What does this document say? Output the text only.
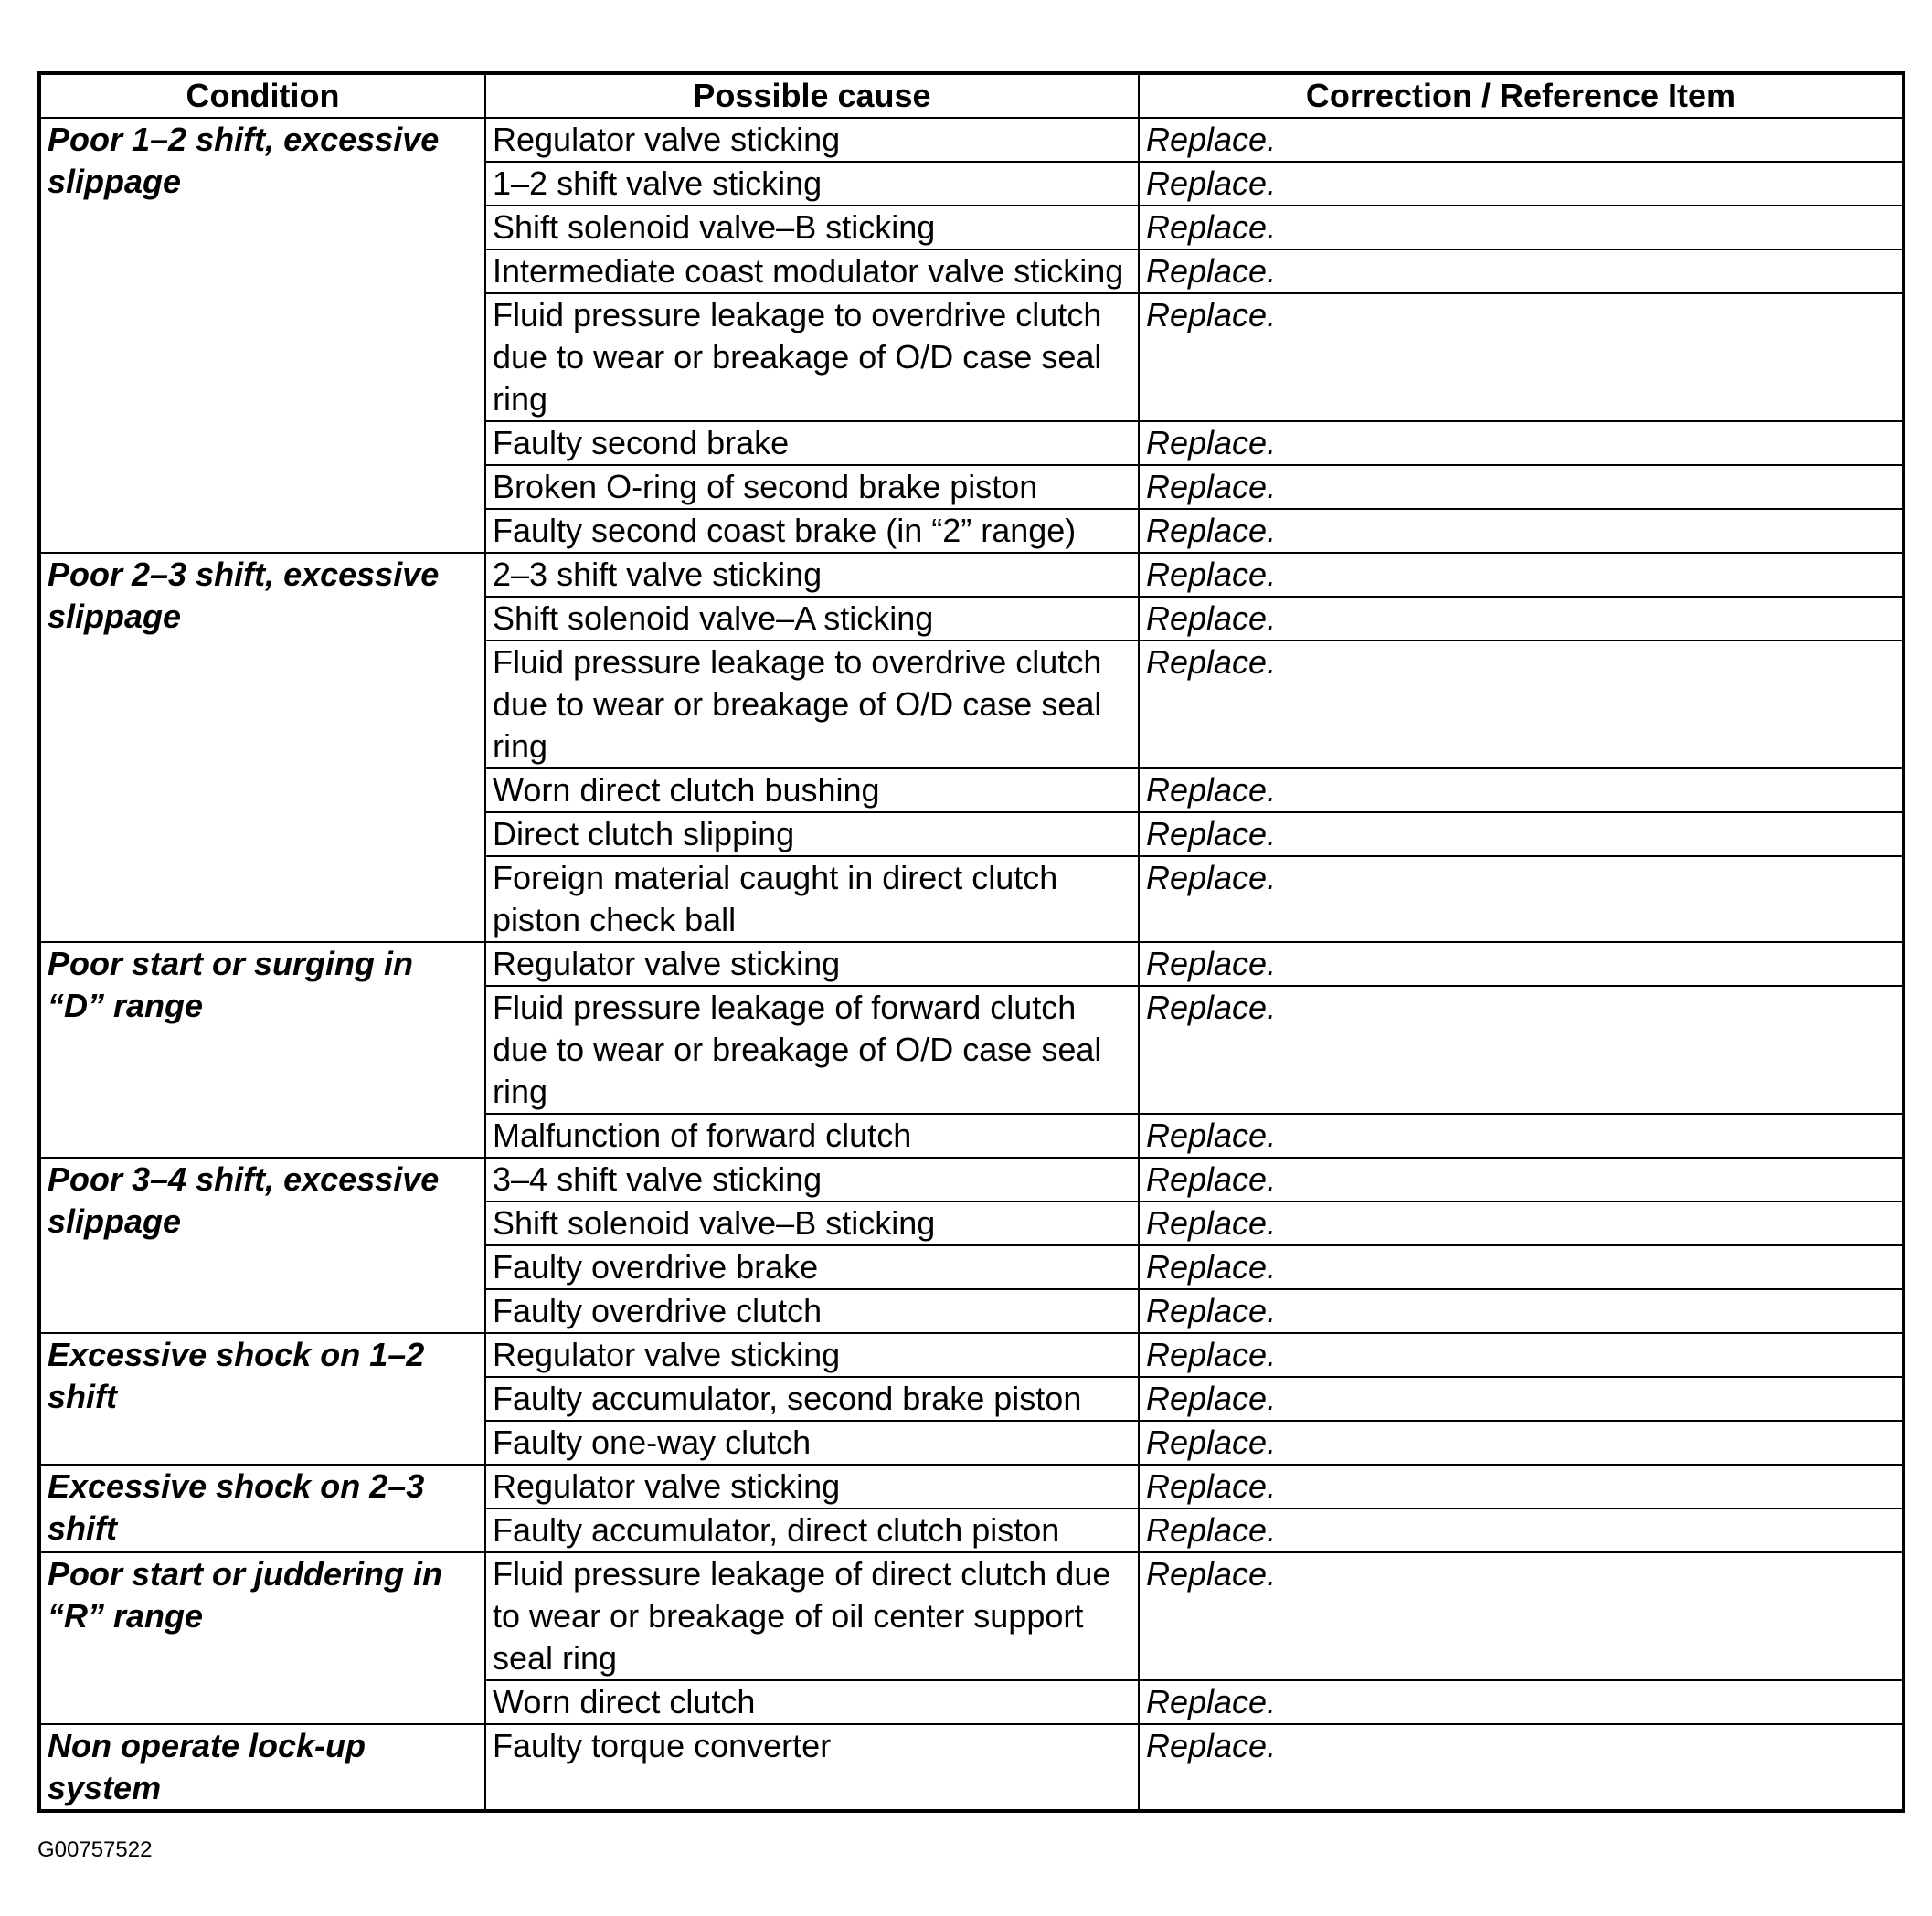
Condition	Possible cause	Correction / Reference Item
Poor 1–2 shift, excessive slippage	Regulator valve sticking	Replace.
	1–2 shift valve sticking	Replace.
	Shift solenoid valve–B sticking	Replace.
	Intermediate coast modulator valve sticking	Replace.
	Fluid pressure leakage to overdrive clutch due to wear or breakage of O/D case seal ring	Replace.
	Faulty second brake	Replace.
	Broken O-ring of second brake piston	Replace.
	Faulty second coast brake (in “2” range)	Replace.
Poor 2–3 shift, excessive slippage	2–3 shift valve sticking	Replace.
	Shift solenoid valve–A sticking	Replace.
	Fluid pressure leakage to overdrive clutch due to wear or breakage of O/D case seal ring	Replace.
	Worn direct clutch bushing	Replace.
	Direct clutch slipping	Replace.
	Foreign material caught in direct clutch piston check ball	Replace.
Poor start or surging in “D” range	Regulator valve sticking	Replace.
	Fluid pressure leakage of forward clutch due to wear or breakage of O/D case seal ring	Replace.
	Malfunction of forward clutch	Replace.
Poor 3–4 shift, excessive slippage	3–4 shift valve sticking	Replace.
	Shift solenoid valve–B sticking	Replace.
	Faulty overdrive brake	Replace.
	Faulty overdrive clutch	Replace.
Excessive shock on 1–2 shift	Regulator valve sticking	Replace.
	Faulty accumulator, second brake piston	Replace.
	Faulty one-way clutch	Replace.
Excessive shock on 2–3 shift	Regulator valve sticking	Replace.
	Faulty accumulator, direct clutch piston	Replace.
Poor start or juddering in “R” range	Fluid pressure leakage of direct clutch due to wear or breakage of oil center support seal ring	Replace.
	Worn direct clutch	Replace.
Non operate lock-up system	Faulty torque converter	Replace.
G00757522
....
Each record above is to be restated exactly, with its pictures removed from the copy.

What does this document say? Output the text only.
Condition	Possible cause	Correction / Reference Item
Poor 1–2 shift, excessive slippage	Regulator valve sticking	Replace.
	1–2 shift valve sticking	Replace.
	Shift solenoid valve–B sticking	Replace.
	Intermediate coast modulator valve sticking	Replace.
	Fluid pressure leakage to overdrive clutch due to wear or breakage of O/D case seal ring	Replace.
	Faulty second brake	Replace.
	Broken O-ring of second brake piston	Replace.
	Faulty second coast brake (in “2” range)	Replace.
Poor 2–3 shift, excessive slippage	2–3 shift valve sticking	Replace.
	Shift solenoid valve–A sticking	Replace.
	Fluid pressure leakage to overdrive clutch due to wear or breakage of O/D case seal ring	Replace.
	Worn direct clutch bushing	Replace.
	Direct clutch slipping	Replace.
	Foreign material caught in direct clutch piston check ball	Replace.
Poor start or surging in “D” range	Regulator valve sticking	Replace.
	Fluid pressure leakage of forward clutch due to wear or breakage of O/D case seal ring	Replace.
	Malfunction of forward clutch	Replace.
Poor 3–4 shift, excessive slippage	3–4 shift valve sticking	Replace.
	Shift solenoid valve–B sticking	Replace.
	Faulty overdrive brake	Replace.
	Faulty overdrive clutch	Replace.
Excessive shock on 1–2 shift	Regulator valve sticking	Replace.
	Faulty accumulator, second brake piston	Replace.
	Faulty one-way clutch	Replace.
Excessive shock on 2–3 shift	Regulator valve sticking	Replace.
	Faulty accumulator, direct clutch piston	Replace.
Poor start or juddering in “R” range	Fluid pressure leakage of direct clutch due to wear or breakage of oil center support seal ring	Replace.
	Worn direct clutch	Replace.
Non operate lock-up system	Faulty torque converter	Replace.
G00757522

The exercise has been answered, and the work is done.